--- start RECORDS FOR THE EXERCISE ---
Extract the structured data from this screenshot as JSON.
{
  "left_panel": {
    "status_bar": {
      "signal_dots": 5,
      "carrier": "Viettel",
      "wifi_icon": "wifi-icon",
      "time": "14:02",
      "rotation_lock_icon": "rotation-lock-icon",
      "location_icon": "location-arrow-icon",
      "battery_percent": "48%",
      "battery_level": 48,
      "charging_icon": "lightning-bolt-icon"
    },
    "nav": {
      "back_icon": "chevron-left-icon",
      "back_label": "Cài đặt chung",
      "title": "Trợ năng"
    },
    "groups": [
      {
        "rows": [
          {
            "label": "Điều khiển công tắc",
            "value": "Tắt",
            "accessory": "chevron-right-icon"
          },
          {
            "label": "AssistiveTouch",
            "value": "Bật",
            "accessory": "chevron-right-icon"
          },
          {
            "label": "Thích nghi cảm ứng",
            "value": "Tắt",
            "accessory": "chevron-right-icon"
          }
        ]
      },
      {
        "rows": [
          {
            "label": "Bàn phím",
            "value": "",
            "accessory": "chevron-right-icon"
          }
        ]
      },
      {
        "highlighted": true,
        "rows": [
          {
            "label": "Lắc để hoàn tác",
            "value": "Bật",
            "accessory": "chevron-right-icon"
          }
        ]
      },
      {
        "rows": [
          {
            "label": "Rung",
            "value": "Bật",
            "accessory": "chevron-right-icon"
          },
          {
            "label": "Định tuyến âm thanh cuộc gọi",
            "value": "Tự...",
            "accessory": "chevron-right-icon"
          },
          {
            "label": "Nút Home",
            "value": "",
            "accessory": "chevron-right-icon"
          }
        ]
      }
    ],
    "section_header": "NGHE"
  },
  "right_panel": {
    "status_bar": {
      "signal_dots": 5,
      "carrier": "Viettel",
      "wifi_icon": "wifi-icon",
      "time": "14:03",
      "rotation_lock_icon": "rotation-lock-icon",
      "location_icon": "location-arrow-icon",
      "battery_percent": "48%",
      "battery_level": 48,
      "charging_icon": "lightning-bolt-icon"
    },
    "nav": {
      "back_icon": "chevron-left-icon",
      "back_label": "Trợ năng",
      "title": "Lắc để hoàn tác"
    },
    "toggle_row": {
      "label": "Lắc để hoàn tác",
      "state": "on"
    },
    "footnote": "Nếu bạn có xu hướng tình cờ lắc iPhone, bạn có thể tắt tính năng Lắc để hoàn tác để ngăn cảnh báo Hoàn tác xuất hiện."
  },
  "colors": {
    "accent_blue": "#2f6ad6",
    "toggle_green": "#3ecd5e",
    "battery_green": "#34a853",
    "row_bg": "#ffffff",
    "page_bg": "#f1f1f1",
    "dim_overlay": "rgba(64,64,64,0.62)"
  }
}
--- end RECORDS FOR THE EXERCISE ---
Please repeat the material above, word for word and in full.

Extract the structured data from this screenshot as JSON.
{
  "left_panel": {
    "status_bar": {
      "signal_dots": 5,
      "carrier": "Viettel",
      "wifi_icon": "wifi-icon",
      "time": "14:02",
      "rotation_lock_icon": "rotation-lock-icon",
      "location_icon": "location-arrow-icon",
      "battery_percent": "48%",
      "battery_level": 48,
      "charging_icon": "lightning-bolt-icon"
    },
    "nav": {
      "back_icon": "chevron-left-icon",
      "back_label": "Cài đặt chung",
      "title": "Trợ năng"
    },
    "groups": [
      {
        "rows": [
          {
            "label": "Điều khiển công tắc",
            "value": "Tắt",
            "accessory": "chevron-right-icon"
          },
          {
            "label": "AssistiveTouch",
            "value": "Bật",
            "accessory": "chevron-right-icon"
          },
          {
            "label": "Thích nghi cảm ứng",
            "value": "Tắt",
            "accessory": "chevron-right-icon"
          }
        ]
      },
      {
        "rows": [
          {
            "label": "Bàn phím",
            "value": "",
            "accessory": "chevron-right-icon"
          }
        ]
      },
      {
        "highlighted": true,
        "rows": [
          {
            "label": "Lắc để hoàn tác",
            "value": "Bật",
            "accessory": "chevron-right-icon"
          }
        ]
      },
      {
        "rows": [
          {
            "label": "Rung",
            "value": "Bật",
            "accessory": "chevron-right-icon"
          },
          {
            "label": "Định tuyến âm thanh cuộc gọi",
            "value": "Tự...",
            "accessory": "chevron-right-icon"
          },
          {
            "label": "Nút Home",
            "value": "",
            "accessory": "chevron-right-icon"
          }
        ]
      }
    ],
    "section_header": "NGHE"
  },
  "right_panel": {
    "status_bar": {
      "signal_dots": 5,
      "carrier": "Viettel",
      "wifi_icon": "wifi-icon",
      "time": "14:03",
      "rotation_lock_icon": "rotation-lock-icon",
      "location_icon": "location-arrow-icon",
      "battery_percent": "48%",
      "battery_level": 48,
      "charging_icon": "lightning-bolt-icon"
    },
    "nav": {
      "back_icon": "chevron-left-icon",
      "back_label": "Trợ năng",
      "title": "Lắc để hoàn tác"
    },
    "toggle_row": {
      "label": "Lắc để hoàn tác",
      "state": "on"
    },
    "footnote": "Nếu bạn có xu hướng tình cờ lắc iPhone, bạn có thể tắt tính năng Lắc để hoàn tác để ngăn cảnh báo Hoàn tác xuất hiện."
  },
  "colors": {
    "accent_blue": "#2f6ad6",
    "toggle_green": "#3ecd5e",
    "battery_green": "#34a853",
    "row_bg": "#ffffff",
    "page_bg": "#f1f1f1",
    "dim_overlay": "rgba(64,64,64,0.62)"
  }
}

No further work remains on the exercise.